La presse imprimée est le segment le plus fragilisé, avec des baisses d’effectifs importantes. Lors des dernières Assises du journalisme (à Metz) la liste était longue des plans visant à diminuer les effectifs des rédactions tout particulièrement en presse régionale, où le nombre de journalistes diminue de 6,5 % en deux ans. Les exemples à l’étranger, aux États Unis ou en Espagne, sont encore plus impressionnants puisque c’est de l’ordre de 30 % que le nombre de journalistes se voit réduit. Les effectifs des rédactions numériques, à commencer par les pure players sont modestes, au regard de ceux qui prévalaient dans les médias traditionnels. (Voir le baromètre de l’emploi, sur le sites des Assises)

Le défi est d’autant plus grand que les rédactions interviennent sur toujours plus de supports (imprimé, Internet fixe, Smartphone, tablettes, etc.) et qu’à chacun correspondent des formes d’usage (horaires, types de contenus et fonctionnalités mis en œuvre, contextes d’utilisation). Soit l’obligation de concevoir et mettre en œuvre des contenus et formes éditoriales spécifiques à chacun d’eux.

[Données extraites]
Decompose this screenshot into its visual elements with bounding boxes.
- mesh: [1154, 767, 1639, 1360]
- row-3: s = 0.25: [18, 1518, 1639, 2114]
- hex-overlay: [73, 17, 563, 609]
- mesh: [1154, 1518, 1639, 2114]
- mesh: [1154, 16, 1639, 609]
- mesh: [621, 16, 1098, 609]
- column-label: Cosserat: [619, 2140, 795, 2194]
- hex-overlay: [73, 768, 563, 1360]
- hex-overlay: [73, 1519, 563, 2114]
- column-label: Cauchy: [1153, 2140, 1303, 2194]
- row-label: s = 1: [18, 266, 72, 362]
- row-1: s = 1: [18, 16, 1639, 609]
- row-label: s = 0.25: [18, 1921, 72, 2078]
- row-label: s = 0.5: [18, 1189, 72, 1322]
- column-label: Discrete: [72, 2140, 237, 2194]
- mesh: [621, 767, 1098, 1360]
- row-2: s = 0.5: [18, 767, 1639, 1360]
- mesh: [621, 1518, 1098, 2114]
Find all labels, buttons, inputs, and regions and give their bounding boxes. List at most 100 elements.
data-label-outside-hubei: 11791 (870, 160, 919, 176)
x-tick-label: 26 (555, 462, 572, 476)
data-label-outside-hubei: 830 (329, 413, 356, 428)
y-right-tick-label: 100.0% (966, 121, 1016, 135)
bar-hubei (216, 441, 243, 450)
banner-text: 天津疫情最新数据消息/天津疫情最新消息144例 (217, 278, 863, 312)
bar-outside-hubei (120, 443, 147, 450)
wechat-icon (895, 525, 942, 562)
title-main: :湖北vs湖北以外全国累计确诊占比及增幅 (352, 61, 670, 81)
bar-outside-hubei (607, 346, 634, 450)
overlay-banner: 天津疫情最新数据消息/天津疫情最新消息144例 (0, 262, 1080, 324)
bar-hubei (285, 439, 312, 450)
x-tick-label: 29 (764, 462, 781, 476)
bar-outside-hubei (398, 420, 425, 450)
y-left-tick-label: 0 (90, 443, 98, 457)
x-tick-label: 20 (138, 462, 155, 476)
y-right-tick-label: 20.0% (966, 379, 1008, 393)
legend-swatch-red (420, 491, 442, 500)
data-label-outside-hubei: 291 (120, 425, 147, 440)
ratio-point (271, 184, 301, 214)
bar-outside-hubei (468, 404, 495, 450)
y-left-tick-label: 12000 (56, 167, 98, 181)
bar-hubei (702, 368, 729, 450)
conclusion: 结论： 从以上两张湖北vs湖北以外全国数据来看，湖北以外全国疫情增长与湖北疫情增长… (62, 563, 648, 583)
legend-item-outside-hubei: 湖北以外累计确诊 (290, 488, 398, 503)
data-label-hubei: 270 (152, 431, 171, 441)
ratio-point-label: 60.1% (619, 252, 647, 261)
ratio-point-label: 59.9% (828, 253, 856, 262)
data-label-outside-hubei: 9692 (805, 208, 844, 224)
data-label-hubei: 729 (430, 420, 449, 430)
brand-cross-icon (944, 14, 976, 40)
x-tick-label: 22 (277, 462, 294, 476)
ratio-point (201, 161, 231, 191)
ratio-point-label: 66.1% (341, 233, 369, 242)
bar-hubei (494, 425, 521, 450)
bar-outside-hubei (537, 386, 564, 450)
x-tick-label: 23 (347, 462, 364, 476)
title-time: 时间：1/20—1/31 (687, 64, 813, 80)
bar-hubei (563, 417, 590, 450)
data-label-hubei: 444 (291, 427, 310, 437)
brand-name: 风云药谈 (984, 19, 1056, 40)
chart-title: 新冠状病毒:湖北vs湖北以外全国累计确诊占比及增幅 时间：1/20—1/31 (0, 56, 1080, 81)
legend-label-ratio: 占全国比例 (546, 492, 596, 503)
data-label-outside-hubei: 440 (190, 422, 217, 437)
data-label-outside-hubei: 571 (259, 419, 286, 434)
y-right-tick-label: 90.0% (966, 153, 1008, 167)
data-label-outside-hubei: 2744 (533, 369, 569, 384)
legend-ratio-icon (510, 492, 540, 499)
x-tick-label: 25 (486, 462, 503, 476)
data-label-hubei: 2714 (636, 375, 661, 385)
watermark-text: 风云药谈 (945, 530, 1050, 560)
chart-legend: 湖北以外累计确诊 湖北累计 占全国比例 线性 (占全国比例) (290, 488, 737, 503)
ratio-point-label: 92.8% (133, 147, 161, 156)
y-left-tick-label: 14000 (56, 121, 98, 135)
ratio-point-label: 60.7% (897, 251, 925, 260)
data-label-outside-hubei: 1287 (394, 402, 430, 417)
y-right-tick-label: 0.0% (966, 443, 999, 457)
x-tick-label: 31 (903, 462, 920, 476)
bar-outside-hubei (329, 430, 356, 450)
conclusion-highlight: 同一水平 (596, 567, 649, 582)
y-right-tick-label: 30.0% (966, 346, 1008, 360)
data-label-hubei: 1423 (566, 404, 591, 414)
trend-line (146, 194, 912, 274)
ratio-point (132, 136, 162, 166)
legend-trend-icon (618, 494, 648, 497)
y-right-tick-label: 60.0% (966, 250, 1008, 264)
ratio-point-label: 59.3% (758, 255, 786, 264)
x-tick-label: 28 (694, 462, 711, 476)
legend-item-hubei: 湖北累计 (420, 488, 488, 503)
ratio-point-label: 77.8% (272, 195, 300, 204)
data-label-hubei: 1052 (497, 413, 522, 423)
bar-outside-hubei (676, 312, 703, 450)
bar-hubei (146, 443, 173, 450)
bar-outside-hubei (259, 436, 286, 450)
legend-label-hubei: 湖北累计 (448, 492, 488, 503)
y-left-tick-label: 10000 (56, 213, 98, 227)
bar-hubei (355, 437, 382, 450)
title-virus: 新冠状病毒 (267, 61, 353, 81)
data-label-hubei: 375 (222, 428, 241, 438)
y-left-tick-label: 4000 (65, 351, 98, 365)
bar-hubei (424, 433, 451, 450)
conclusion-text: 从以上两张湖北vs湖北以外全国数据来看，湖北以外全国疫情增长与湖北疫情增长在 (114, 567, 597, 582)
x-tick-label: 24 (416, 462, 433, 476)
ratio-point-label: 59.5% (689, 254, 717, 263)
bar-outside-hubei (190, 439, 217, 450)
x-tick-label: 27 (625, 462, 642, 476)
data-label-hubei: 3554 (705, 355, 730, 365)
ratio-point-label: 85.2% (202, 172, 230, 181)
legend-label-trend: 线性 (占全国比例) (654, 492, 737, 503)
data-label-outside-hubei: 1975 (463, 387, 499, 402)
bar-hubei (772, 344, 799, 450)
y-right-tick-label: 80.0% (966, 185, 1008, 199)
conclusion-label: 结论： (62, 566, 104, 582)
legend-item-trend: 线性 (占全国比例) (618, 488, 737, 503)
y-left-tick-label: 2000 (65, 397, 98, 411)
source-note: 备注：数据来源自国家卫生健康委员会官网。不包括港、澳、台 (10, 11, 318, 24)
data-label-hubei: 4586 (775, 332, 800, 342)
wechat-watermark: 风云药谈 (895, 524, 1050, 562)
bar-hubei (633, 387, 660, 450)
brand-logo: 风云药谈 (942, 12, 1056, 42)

À faire:
(a) Répondez aux questions suivantes à partir de l'extrait sur la presse.
(i) De combien le nombre de journalistes a-t-il diminué dans la presse régionale, et en combien de temps ?
(ii) Quel est l'ordre de grandeur de la baisse du nombre de journalistes aux États-Unis ou en Espagne ?
(iii) Quels supports sont cités entre parenthèses ?
(b) Recopiez le passage de l'extrait sur la presse qui va de « Le défi est » jusqu'à « à chacun d’eux. » inclus.

Corrigés:
(a)
(i) Il a diminué de 6,5 % en deux ans.
(ii) Elle est de l'ordre de 30 %.
(iii) L'imprimé, l'Internet fixe, le Smartphone et les tablettes.

(b)
Le défi est d’autant plus grand que les rédactions interviennent sur toujours plus de supports (imprimé, Internet fixe, Smartphone, tablettes, etc.) et qu’à chacun correspondent des formes d’usage (horaires, types de contenus et fonctionnalités mis en œuvre, contextes d’utilisation). Soit l’obligation de concevoir et mettre en œuvre des contenus et formes éditoriales spécifiques à chacun d’eux.